▶ [STORED ROWS]:
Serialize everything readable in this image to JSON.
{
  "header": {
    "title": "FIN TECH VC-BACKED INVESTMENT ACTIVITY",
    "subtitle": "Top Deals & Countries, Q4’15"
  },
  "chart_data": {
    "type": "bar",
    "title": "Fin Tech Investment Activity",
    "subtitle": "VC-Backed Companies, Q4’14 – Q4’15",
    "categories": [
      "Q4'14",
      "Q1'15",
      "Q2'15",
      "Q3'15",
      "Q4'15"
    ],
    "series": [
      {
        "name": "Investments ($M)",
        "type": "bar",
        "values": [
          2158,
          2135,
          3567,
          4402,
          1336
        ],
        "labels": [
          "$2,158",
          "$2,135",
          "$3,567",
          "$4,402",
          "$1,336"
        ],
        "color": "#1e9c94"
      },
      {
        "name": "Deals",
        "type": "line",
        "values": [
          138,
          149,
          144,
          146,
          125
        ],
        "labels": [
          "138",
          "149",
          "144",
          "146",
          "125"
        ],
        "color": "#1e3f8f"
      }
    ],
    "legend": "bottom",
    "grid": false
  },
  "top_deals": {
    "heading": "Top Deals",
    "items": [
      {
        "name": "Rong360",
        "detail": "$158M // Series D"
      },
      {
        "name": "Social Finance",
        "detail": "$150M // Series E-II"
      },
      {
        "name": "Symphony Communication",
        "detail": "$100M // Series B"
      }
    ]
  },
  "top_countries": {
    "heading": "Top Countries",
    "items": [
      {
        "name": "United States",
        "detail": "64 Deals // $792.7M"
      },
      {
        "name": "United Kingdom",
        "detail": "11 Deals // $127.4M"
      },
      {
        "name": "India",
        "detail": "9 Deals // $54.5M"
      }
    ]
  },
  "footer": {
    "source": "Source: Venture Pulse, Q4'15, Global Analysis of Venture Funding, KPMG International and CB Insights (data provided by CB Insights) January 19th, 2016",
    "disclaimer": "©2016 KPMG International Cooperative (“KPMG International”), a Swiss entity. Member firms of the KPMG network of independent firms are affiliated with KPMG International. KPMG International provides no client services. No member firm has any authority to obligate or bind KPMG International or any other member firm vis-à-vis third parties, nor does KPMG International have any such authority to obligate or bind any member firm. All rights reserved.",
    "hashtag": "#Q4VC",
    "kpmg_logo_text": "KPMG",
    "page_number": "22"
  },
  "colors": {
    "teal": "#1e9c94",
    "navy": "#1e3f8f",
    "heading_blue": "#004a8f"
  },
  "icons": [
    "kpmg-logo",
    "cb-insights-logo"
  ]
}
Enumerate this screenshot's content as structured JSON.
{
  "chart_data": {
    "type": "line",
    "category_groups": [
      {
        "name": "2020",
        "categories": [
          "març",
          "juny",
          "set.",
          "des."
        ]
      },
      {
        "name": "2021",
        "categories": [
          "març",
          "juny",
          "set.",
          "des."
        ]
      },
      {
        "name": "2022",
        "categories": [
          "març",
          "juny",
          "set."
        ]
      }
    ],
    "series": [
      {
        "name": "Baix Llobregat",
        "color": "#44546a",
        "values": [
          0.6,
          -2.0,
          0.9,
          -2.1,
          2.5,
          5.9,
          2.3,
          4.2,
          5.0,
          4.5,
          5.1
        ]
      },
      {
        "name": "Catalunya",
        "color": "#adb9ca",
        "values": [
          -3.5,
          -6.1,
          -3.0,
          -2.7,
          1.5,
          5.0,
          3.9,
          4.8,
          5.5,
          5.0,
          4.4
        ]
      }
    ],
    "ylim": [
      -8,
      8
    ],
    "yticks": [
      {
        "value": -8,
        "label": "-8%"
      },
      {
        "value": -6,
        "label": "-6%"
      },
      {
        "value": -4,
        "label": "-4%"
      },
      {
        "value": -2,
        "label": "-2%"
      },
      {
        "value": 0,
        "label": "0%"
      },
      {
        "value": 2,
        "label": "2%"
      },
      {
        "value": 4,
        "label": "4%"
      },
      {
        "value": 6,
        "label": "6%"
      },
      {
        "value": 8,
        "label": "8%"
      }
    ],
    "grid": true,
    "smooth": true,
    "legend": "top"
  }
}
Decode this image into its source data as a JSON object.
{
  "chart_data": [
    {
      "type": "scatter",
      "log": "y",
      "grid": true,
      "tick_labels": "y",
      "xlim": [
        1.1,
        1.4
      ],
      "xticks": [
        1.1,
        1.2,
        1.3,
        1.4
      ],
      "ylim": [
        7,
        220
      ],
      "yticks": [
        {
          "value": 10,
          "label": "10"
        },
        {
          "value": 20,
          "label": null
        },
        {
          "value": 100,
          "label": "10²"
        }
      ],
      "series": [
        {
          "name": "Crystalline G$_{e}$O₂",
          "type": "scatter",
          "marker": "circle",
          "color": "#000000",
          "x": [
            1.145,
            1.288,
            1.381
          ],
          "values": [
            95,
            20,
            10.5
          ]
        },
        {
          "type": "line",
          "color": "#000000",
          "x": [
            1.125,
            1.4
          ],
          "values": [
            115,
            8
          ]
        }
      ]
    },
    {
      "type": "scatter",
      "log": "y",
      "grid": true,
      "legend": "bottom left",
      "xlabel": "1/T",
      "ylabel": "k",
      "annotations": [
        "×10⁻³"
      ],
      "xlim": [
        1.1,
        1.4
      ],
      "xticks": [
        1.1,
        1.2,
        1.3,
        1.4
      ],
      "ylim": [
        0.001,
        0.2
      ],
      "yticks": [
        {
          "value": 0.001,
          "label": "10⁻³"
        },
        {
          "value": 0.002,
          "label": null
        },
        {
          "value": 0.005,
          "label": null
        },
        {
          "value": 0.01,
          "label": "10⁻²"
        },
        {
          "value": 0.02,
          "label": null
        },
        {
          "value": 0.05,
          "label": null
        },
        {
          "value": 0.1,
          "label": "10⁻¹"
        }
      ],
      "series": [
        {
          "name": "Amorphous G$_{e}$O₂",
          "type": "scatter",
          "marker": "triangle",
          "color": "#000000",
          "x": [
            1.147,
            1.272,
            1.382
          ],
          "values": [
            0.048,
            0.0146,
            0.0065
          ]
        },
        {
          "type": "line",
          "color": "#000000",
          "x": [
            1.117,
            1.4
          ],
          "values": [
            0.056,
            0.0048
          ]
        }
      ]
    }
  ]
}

▶ [THE REQUEST]: Pull every line containing "JSON" from the material above.

▶ [WORKED SOLUTION]:
Serialize everything readable in this image to JSON.
Enumerate this screenshot's content as structured JSON.
Decode this image into its source data as a JSON object.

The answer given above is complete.